Tally the lines below that contain "code". The number is the whole answer.

··· Entries provided

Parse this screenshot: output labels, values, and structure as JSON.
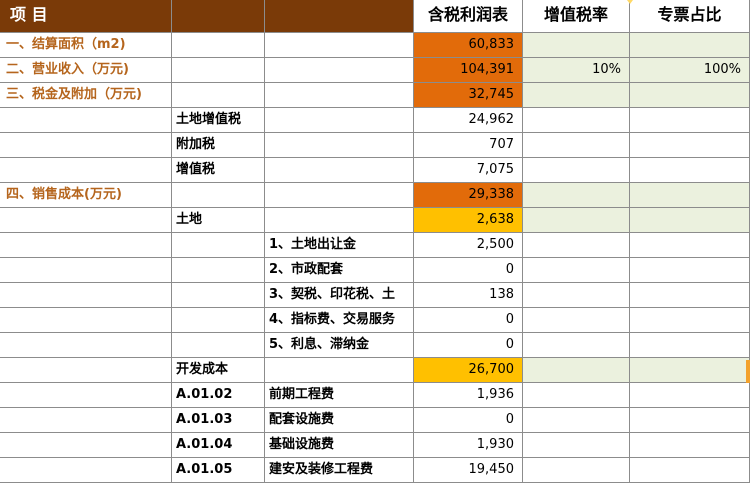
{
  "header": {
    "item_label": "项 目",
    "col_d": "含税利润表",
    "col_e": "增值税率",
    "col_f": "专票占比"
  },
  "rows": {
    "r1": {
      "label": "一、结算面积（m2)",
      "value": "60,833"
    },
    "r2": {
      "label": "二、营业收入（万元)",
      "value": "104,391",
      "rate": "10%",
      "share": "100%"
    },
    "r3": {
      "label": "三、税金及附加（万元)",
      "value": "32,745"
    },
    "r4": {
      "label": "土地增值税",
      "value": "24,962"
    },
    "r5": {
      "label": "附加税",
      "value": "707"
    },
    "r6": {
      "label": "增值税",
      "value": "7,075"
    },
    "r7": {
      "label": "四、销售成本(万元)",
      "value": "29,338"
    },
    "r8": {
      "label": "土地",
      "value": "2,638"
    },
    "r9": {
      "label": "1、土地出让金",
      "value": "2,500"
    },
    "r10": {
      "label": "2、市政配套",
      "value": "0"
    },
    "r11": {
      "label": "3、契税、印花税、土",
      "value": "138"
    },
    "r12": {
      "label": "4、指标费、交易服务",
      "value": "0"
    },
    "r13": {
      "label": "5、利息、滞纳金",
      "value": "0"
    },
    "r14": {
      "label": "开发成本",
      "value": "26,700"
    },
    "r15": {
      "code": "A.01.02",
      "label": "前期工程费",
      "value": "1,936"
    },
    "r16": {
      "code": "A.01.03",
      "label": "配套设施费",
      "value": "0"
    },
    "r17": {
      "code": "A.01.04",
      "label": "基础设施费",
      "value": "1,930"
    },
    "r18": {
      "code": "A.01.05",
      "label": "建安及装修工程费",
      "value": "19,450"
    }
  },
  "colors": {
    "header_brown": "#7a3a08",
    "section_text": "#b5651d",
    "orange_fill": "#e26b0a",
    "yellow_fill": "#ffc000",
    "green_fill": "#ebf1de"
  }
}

······

§ Reply to the exercise
4